[Work to be completed]: State only the count of lines in the listing below that hold "Galesburg".

--- begin ---

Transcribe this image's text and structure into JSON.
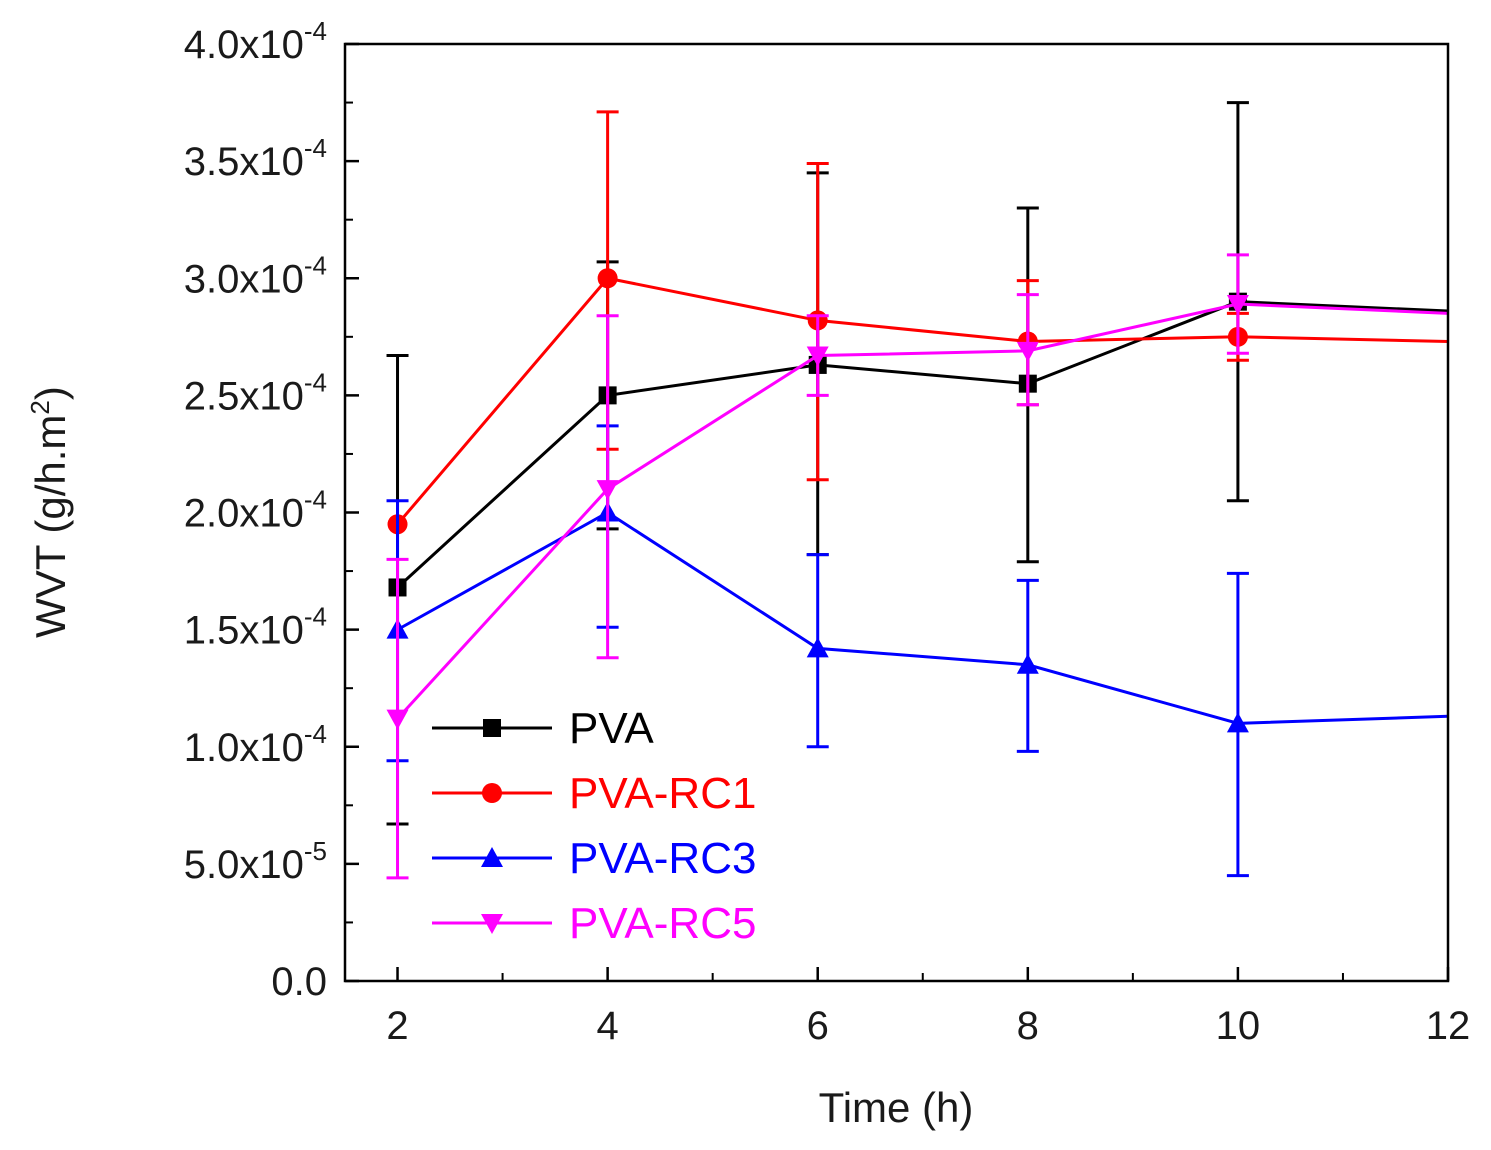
{
  "chart_data": {
    "type": "line",
    "title": "",
    "xlabel": "Time (h)",
    "ylabel": "WVT (g/h.m²)",
    "ylabel_parts": {
      "main": "WVT (g/h.m",
      "sup": "2",
      "close": ")"
    },
    "xlim": [
      1.5,
      12
    ],
    "ylim": [
      0,
      0.0004
    ],
    "x_ticks": [
      2,
      4,
      6,
      8,
      10,
      12
    ],
    "x_tick_labels": [
      "2",
      "4",
      "6",
      "8",
      "10",
      "12"
    ],
    "y_ticks": [
      0,
      5e-05,
      0.0001,
      0.00015,
      0.0002,
      0.00025,
      0.0003,
      0.00035,
      0.0004
    ],
    "y_tick_labels": [
      {
        "mantissa": "0.0",
        "exp": ""
      },
      {
        "mantissa": "5.0x10",
        "exp": "-5"
      },
      {
        "mantissa": "1.0x10",
        "exp": "-4"
      },
      {
        "mantissa": "1.5x10",
        "exp": "-4"
      },
      {
        "mantissa": "2.0x10",
        "exp": "-4"
      },
      {
        "mantissa": "2.5x10",
        "exp": "-4"
      },
      {
        "mantissa": "3.0x10",
        "exp": "-4"
      },
      {
        "mantissa": "3.5x10",
        "exp": "-4"
      },
      {
        "mantissa": "4.0x10",
        "exp": "-4"
      }
    ],
    "legend_position": "bottom-left",
    "series": [
      {
        "name": "PVA",
        "color": "#000000",
        "marker": "square",
        "x": [
          2,
          4,
          6,
          8,
          10,
          12
        ],
        "y": [
          0.000168,
          0.00025,
          0.000263,
          0.000255,
          0.00029,
          0.000286
        ],
        "err_low": [
          6.7e-05,
          0.000193,
          0.000182,
          0.000179,
          0.000205,
          null
        ],
        "err_high": [
          0.000267,
          0.000307,
          0.000345,
          0.00033,
          0.000375,
          null
        ],
        "marker_at": [
          true,
          true,
          true,
          true,
          true,
          false
        ]
      },
      {
        "name": "PVA-RC1",
        "color": "#ff0000",
        "marker": "circle",
        "x": [
          2,
          4,
          6,
          8,
          10,
          12
        ],
        "y": [
          0.000195,
          0.0003,
          0.000282,
          0.000273,
          0.000275,
          0.000273
        ],
        "err_low": [
          null,
          0.000227,
          0.000214,
          0.000246,
          0.000265,
          null
        ],
        "err_high": [
          null,
          0.000371,
          0.000349,
          0.000299,
          0.000285,
          null
        ],
        "marker_at": [
          true,
          true,
          true,
          true,
          true,
          false
        ]
      },
      {
        "name": "PVA-RC3",
        "color": "#0000ff",
        "marker": "triangle-up",
        "x": [
          2,
          4,
          6,
          8,
          10,
          12
        ],
        "y": [
          0.00015,
          0.0002,
          0.000142,
          0.000135,
          0.00011,
          0.000113
        ],
        "err_low": [
          9.4e-05,
          0.000151,
          0.0001,
          9.8e-05,
          4.5e-05,
          null
        ],
        "err_high": [
          0.000205,
          0.000237,
          0.000182,
          0.000171,
          0.000174,
          null
        ],
        "marker_at": [
          true,
          true,
          true,
          true,
          true,
          false
        ]
      },
      {
        "name": "PVA-RC5",
        "color": "#ff00ff",
        "marker": "triangle-down",
        "x": [
          2,
          4,
          6,
          8,
          10,
          12
        ],
        "y": [
          0.000112,
          0.00021,
          0.000267,
          0.000269,
          0.000289,
          0.000285
        ],
        "err_low": [
          4.4e-05,
          0.000138,
          0.00025,
          0.000246,
          0.000268,
          null
        ],
        "err_high": [
          0.00018,
          0.000284,
          0.000284,
          0.000293,
          0.00031,
          null
        ],
        "marker_at": [
          true,
          true,
          true,
          true,
          true,
          false
        ]
      }
    ]
  }
}
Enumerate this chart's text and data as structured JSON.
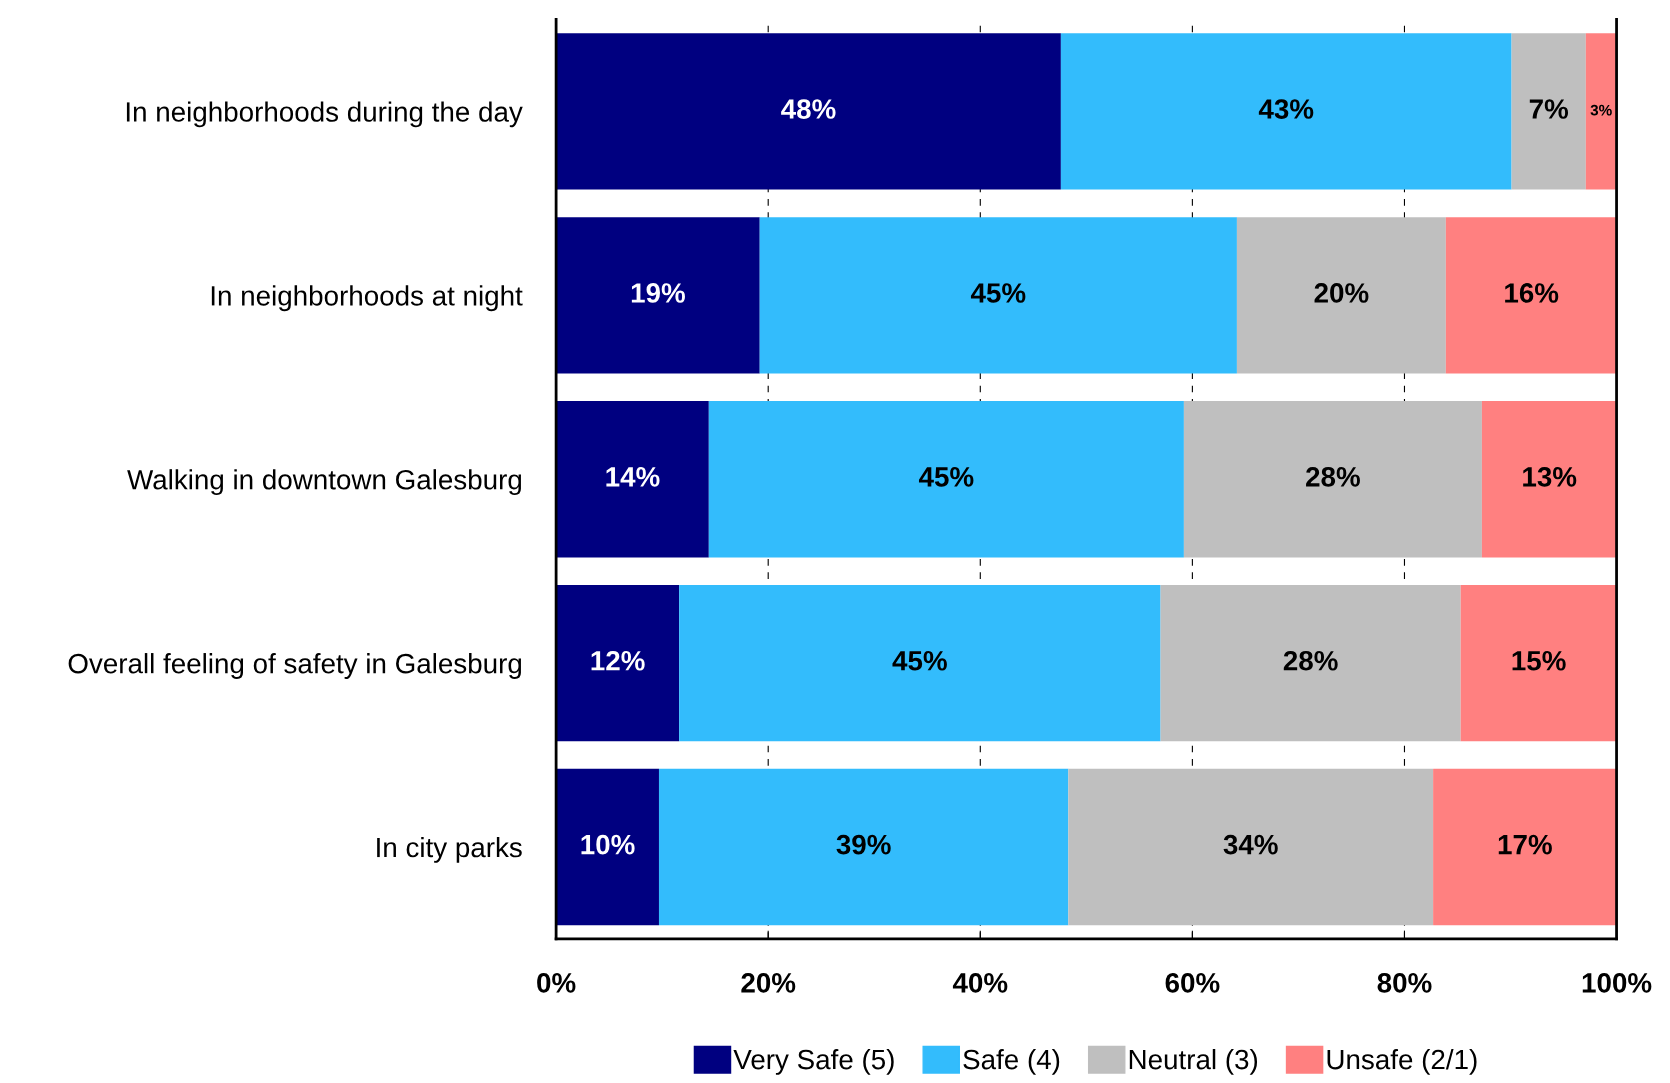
{
  "chart_data": {
    "type": "bar",
    "orientation": "horizontal",
    "stacked": true,
    "categories": [
      "In neighborhoods during the day",
      "In neighborhoods at night",
      "Walking in downtown Galesburg",
      "Overall feeling of safety in Galesburg",
      "In city parks"
    ],
    "series": [
      {
        "name": "Very Safe (5)",
        "color": "#000080",
        "values": [
          47.6,
          19.2,
          14.4,
          11.6,
          9.7
        ],
        "value_labels": [
          "48%",
          "19%",
          "14%",
          "12%",
          "10%"
        ]
      },
      {
        "name": "Safe (4)",
        "color": "#33bcfc",
        "values": [
          42.5,
          45.0,
          44.8,
          45.4,
          38.6
        ],
        "value_labels": [
          "43%",
          "45%",
          "45%",
          "45%",
          "39%"
        ]
      },
      {
        "name": "Neutral (3)",
        "color": "#bfbfbf",
        "values": [
          7.0,
          19.7,
          28.1,
          28.3,
          34.4
        ],
        "value_labels": [
          "7%",
          "20%",
          "28%",
          "28%",
          "34%"
        ]
      },
      {
        "name": "Unsafe (2/1)",
        "color": "#ff8080",
        "values": [
          2.9,
          16.1,
          12.7,
          14.7,
          17.3
        ],
        "value_labels": [
          "3%",
          "16%",
          "13%",
          "15%",
          "17%"
        ]
      }
    ],
    "xlim": [
      0,
      100
    ],
    "xticks": [
      {
        "value": 0,
        "label": "0%"
      },
      {
        "value": 20,
        "label": "20%"
      },
      {
        "value": 40,
        "label": "40%"
      },
      {
        "value": 60,
        "label": "60%"
      },
      {
        "value": 80,
        "label": "80%"
      },
      {
        "value": 100,
        "label": "100%"
      }
    ],
    "grid": "x",
    "legend": "bottom"
  }
}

--- end ---

[Result]: 2